→ Objective: Write out the whole of the material exactly.

Rows from a figure dataset
※ ※ ※
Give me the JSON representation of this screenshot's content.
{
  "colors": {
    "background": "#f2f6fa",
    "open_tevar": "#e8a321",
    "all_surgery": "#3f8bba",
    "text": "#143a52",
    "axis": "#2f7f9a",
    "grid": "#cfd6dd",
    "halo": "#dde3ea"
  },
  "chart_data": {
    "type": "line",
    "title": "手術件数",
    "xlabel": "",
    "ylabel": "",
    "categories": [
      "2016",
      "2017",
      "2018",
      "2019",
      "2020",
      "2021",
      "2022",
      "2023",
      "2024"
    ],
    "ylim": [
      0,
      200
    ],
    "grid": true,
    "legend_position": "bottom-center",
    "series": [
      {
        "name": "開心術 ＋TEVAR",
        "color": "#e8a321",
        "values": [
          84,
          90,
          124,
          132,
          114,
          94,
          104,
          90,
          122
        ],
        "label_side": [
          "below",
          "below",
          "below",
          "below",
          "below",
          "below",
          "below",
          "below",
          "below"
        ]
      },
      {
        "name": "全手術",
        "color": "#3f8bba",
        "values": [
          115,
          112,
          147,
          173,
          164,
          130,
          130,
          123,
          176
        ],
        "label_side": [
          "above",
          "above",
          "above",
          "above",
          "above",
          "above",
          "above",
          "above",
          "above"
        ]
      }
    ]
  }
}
※ ※ ※
→ Answer to this exercise:
Give me the JSON representation of this screenshot's content.
{
  "colors": {
    "background": "#f2f6fa",
    "open_tevar": "#e8a321",
    "all_surgery": "#3f8bba",
    "text": "#143a52",
    "axis": "#2f7f9a",
    "grid": "#cfd6dd",
    "halo": "#dde3ea"
  },
  "chart_data": {
    "type": "line",
    "title": "手術件数",
    "xlabel": "",
    "ylabel": "",
    "categories": [
      "2016",
      "2017",
      "2018",
      "2019",
      "2020",
      "2021",
      "2022",
      "2023",
      "2024"
    ],
    "ylim": [
      0,
      200
    ],
    "grid": true,
    "legend_position": "bottom-center",
    "series": [
      {
        "name": "開心術 ＋TEVAR",
        "color": "#e8a321",
        "values": [
          84,
          90,
          124,
          132,
          114,
          94,
          104,
          90,
          122
        ],
        "label_side": [
          "below",
          "below",
          "below",
          "below",
          "below",
          "below",
          "below",
          "below",
          "below"
        ]
      },
      {
        "name": "全手術",
        "color": "#3f8bba",
        "values": [
          115,
          112,
          147,
          173,
          164,
          130,
          130,
          123,
          176
        ],
        "label_side": [
          "above",
          "above",
          "above",
          "above",
          "above",
          "above",
          "above",
          "above",
          "above"
        ]
      }
    ]
  }
}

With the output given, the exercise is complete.